## BEGIN Records for the task

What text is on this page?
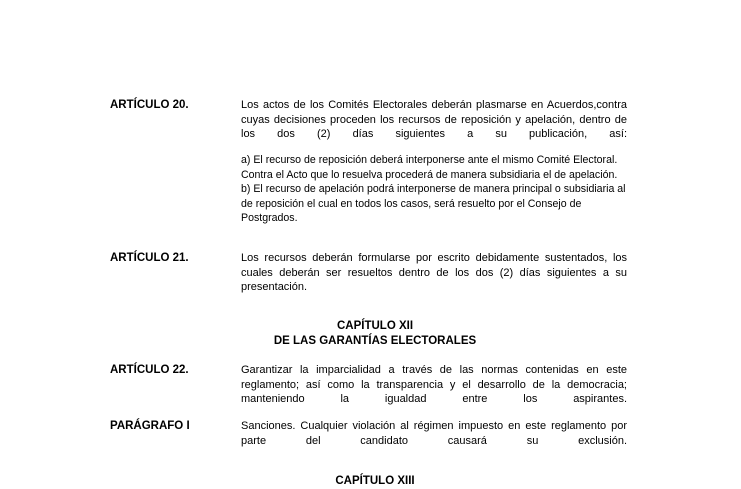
ARTÍCULO 20.	Los actos de los Comités Electorales deberán plasmarse en Acuerdos,contra cuyas decisiones proceden los recursos de reposición y apelación, dentro de los dos (2) días siguientes a su publicación, así:

a) El recurso de reposición deberá interponerse ante el mismo Comité Electoral. Contra el Acto que lo resuelva procederá de manera subsidiaria el de apelación.

b) El recurso de apelación podrá interponerse de manera principal o subsidiaria al de reposición el cual en todos los casos, será resuelto por el Consejo de Postgrados.

ARTÍCULO 21.	Los recursos deberán formularse por escrito debidamente sustentados, los cuales deberán ser resueltos dentro de los dos (2) días siguientes a su presentación.

CAPÍTULO XII
DE LAS GARANTÍAS ELECTORALES
ARTÍCULO 22.	Garantizar la imparcialidad a través de las normas contenidas en este reglamento; así como la transparencia y el desarrollo de la democracia; manteniendo la igualdad entre los aspirantes.

PARÁGRAFO I	Sanciones. Cualquier violación al régimen impuesto en este reglamento por parte del candidato causará su exclusión.

CAPÍTULO XIII
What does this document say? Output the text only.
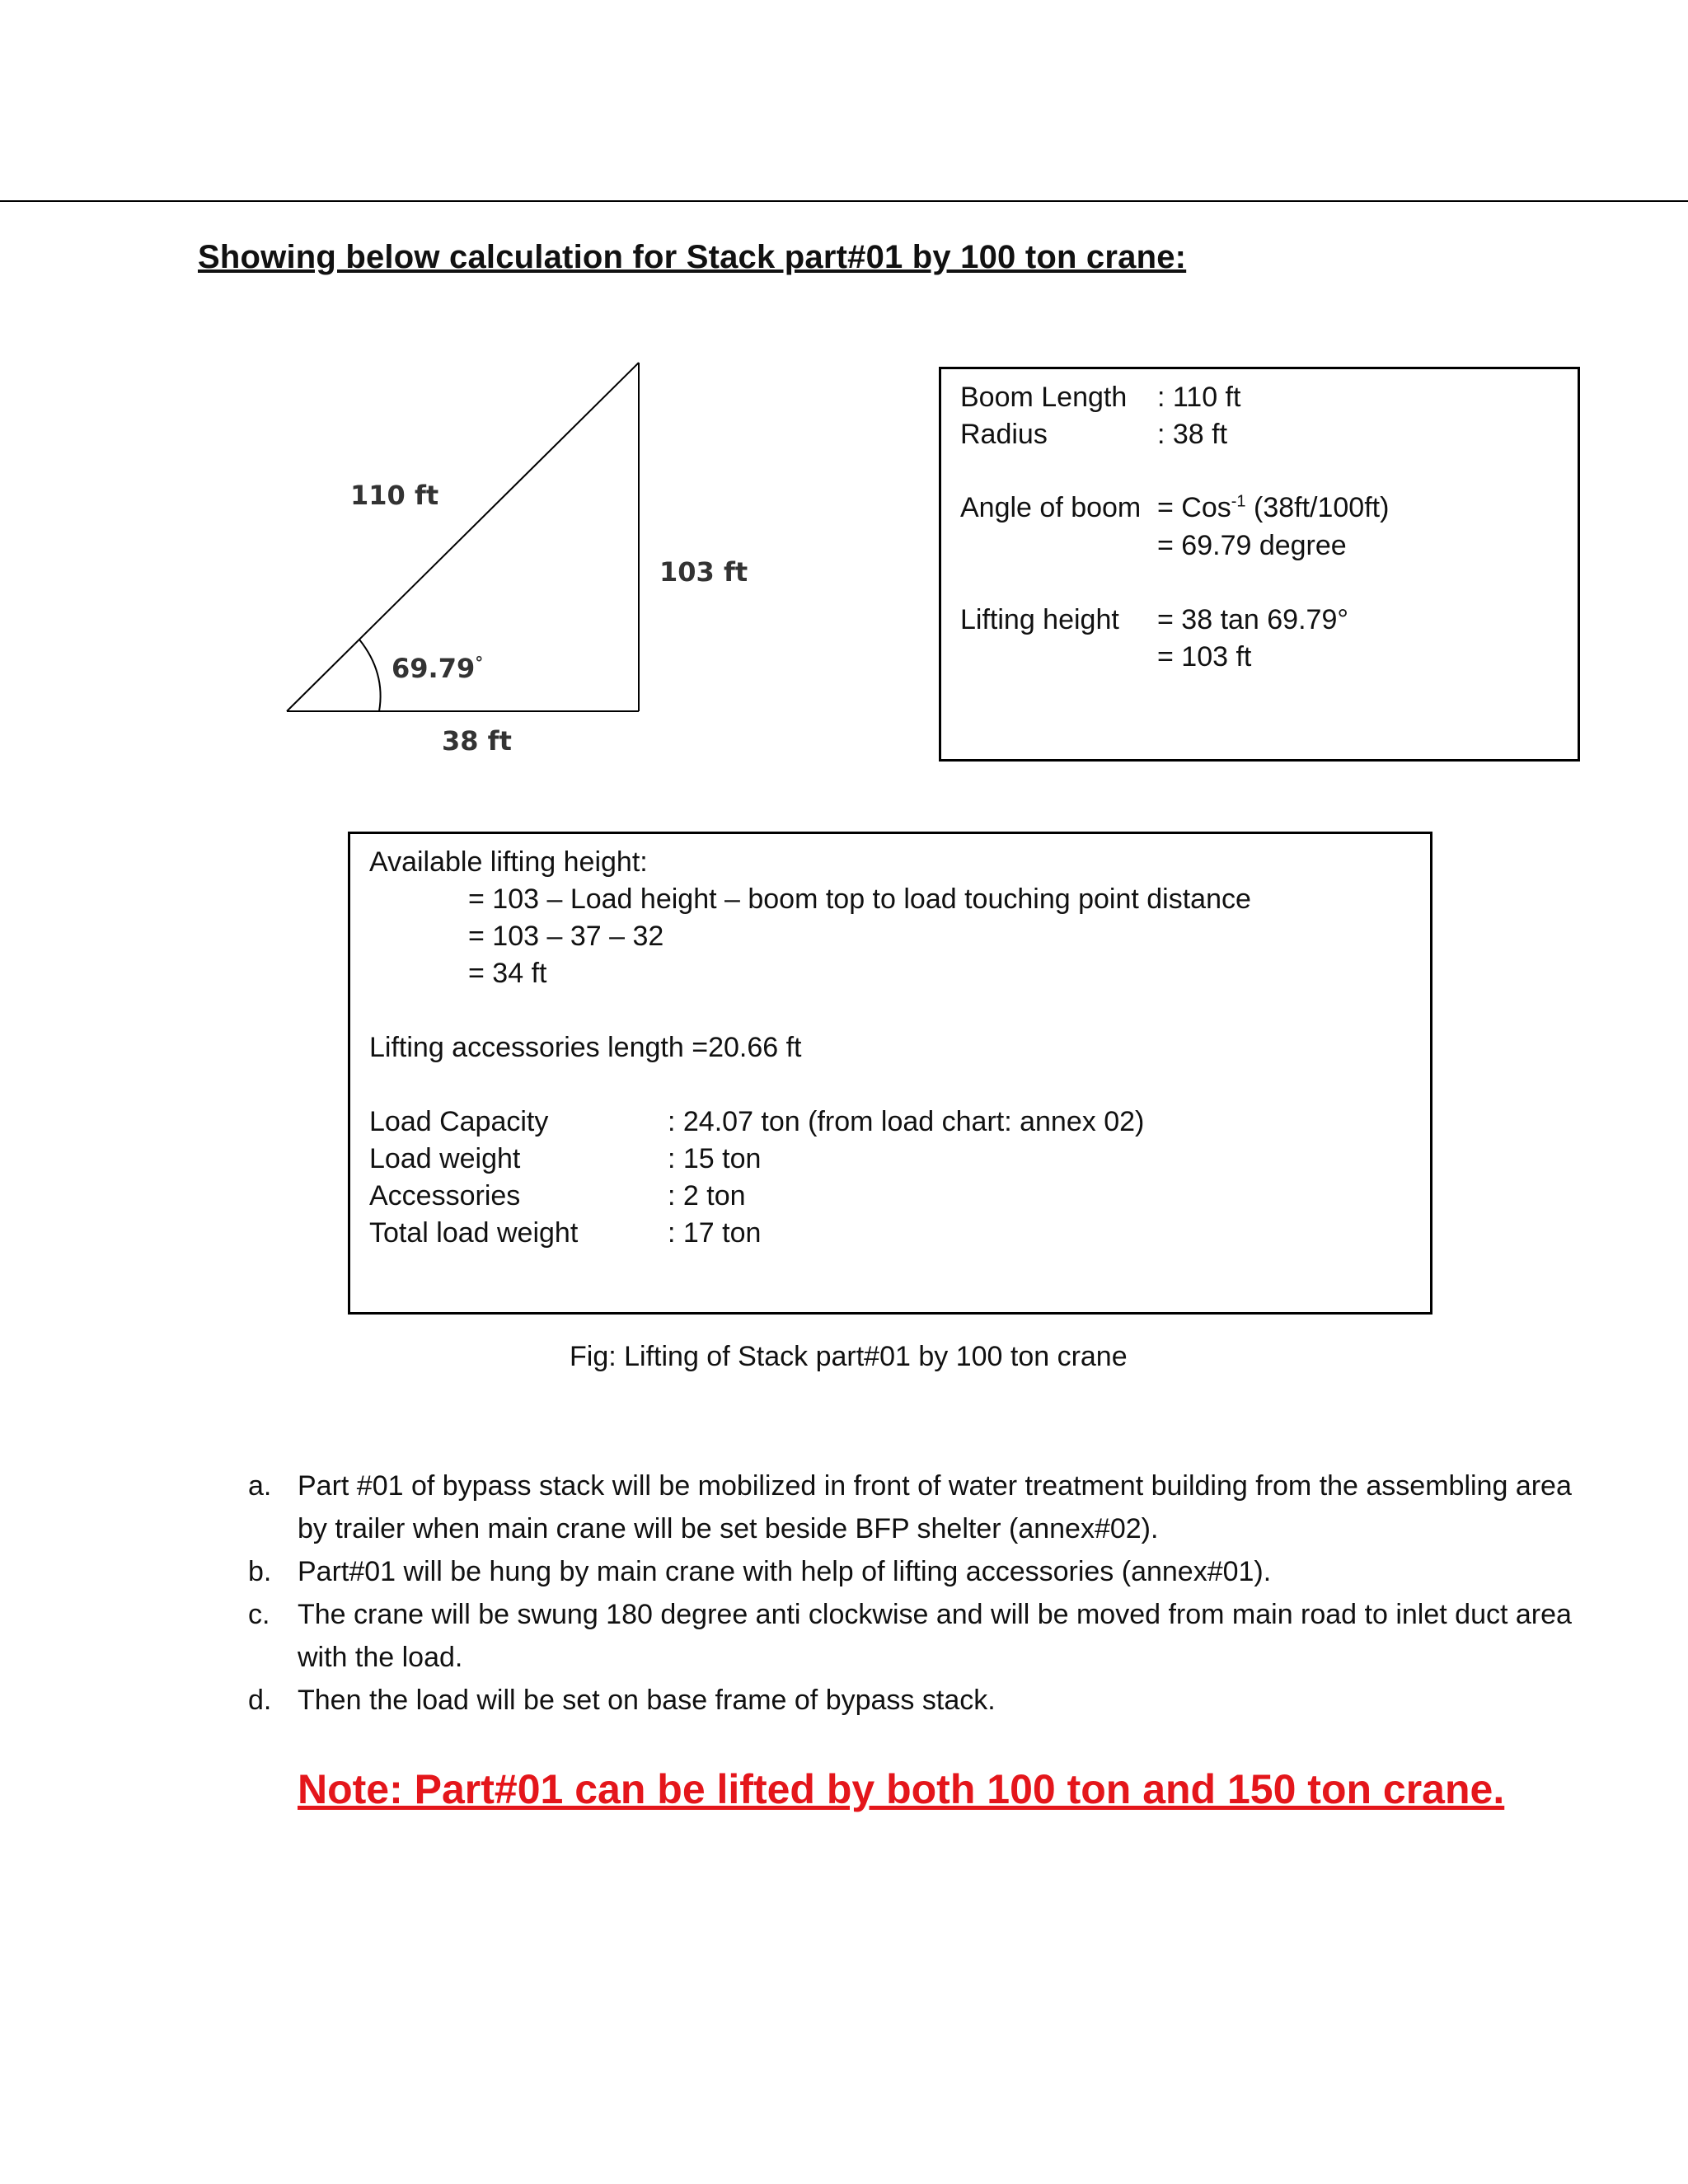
Showing below calculation for Stack part#01 by 100 ton crane:
110 ft
103 ft
38 ft
69.79°
Boom Length : 110 ft
Radius	: 38 ft
Angle of boom = Cos$^{-1}$ (38ft/100ft)
= 69.79 degree
Lifting height = 38 tan 69.79°
= 103 ft
Available lifting height:
= 103 – Load height – boom top to load touching point distance
= 103 – 37 – 32
= 34 ft
Lifting accessories length =20.66 ft
Load Capacity	: 24.07 ton (from load chart: annex 02)
Load weight	: 15 ton
Accessories	: 2 ton
Total load weight	: 17 ton
Fig: Lifting of Stack part#01 by 100 ton crane
a. Part #01 of bypass stack will be mobilized in front of water treatment building from the assembling area by trailer when main crane will be set beside BFP shelter (annex#02).
b. Part#01 will be hung by main crane with help of lifting accessories (annex#01).
c. The crane will be swung 180 degree anti clockwise and will be moved from main road to inlet duct area with the load.
d. Then the load will be set on base frame of bypass stack.
Note: Part#01 can be lifted by both 100 ton and 150 ton crane.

## END Records for the task

Goal:
Write down only how many lines in the listing contain the word "What".

Exercise solution:
2